begin THE DATA

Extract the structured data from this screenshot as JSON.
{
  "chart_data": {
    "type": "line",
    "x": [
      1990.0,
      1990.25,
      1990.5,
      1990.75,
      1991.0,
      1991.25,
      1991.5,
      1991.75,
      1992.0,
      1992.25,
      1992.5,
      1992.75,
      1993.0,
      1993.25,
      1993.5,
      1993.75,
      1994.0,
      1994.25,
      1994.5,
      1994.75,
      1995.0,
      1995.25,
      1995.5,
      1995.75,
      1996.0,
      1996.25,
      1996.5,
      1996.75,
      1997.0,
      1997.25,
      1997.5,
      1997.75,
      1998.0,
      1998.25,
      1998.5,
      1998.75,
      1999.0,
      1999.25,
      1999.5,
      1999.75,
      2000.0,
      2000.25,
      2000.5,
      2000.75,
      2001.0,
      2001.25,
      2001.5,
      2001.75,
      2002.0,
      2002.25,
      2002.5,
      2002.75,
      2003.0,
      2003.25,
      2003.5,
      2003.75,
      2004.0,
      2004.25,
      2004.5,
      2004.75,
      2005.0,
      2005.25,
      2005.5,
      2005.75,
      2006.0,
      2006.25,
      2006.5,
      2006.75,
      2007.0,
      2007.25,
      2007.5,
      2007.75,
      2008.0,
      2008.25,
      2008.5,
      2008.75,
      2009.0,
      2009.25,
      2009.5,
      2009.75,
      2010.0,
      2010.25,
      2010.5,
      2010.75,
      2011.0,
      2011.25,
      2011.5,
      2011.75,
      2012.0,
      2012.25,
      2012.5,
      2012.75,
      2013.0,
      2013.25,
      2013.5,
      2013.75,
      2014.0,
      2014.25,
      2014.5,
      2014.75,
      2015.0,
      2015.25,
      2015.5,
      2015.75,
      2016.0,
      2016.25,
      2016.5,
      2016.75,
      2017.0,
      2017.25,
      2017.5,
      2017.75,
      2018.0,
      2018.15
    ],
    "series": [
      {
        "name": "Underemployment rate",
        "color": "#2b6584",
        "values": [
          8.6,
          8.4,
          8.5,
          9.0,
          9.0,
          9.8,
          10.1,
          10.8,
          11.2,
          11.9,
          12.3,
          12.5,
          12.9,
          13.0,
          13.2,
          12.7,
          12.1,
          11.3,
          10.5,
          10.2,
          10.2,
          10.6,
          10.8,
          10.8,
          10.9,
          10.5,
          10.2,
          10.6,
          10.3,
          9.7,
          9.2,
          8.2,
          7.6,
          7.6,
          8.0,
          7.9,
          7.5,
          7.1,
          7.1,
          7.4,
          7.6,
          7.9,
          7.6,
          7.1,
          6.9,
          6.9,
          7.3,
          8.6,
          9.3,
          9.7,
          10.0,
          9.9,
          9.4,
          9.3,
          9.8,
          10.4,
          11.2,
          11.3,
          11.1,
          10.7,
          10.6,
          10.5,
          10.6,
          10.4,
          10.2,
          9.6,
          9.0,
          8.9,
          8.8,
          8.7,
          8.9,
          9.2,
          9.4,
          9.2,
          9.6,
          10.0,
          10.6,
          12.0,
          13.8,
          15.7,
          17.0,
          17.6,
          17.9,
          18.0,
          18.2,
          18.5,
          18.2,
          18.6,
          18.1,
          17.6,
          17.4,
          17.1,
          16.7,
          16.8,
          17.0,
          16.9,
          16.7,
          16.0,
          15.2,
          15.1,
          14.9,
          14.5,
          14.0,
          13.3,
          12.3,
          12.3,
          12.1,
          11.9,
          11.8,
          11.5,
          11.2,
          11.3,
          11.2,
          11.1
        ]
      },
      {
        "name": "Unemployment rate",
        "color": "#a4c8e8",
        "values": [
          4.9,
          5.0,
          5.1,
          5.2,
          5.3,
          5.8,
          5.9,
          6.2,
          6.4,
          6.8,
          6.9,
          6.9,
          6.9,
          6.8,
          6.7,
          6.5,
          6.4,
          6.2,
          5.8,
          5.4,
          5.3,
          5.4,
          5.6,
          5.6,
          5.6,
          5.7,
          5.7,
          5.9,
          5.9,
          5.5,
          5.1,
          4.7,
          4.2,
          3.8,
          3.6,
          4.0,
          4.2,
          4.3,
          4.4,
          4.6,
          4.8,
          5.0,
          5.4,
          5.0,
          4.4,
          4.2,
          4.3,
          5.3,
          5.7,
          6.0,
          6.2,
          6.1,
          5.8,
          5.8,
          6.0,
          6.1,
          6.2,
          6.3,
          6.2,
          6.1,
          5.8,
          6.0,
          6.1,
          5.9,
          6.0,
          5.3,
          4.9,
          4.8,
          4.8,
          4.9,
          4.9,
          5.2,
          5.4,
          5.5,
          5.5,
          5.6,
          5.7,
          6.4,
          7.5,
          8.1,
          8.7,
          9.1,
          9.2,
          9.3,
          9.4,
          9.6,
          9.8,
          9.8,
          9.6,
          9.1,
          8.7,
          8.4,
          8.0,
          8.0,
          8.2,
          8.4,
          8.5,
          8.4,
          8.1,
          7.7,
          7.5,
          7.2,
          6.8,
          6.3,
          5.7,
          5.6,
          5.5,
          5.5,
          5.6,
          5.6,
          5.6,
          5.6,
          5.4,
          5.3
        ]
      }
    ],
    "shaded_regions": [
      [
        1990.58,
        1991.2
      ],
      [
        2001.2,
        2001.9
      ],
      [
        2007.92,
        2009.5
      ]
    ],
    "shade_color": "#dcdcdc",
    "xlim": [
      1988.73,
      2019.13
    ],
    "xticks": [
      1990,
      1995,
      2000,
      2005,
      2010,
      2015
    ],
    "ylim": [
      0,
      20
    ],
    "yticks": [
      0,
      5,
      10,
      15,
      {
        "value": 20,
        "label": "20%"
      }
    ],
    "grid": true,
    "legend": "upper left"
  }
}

end THE DATA

## [TASK INSTRUCTIONS]
Say how many lines of the data include the word "rate". Respond with the number alone.

## [WRITTEN ANSWER]
2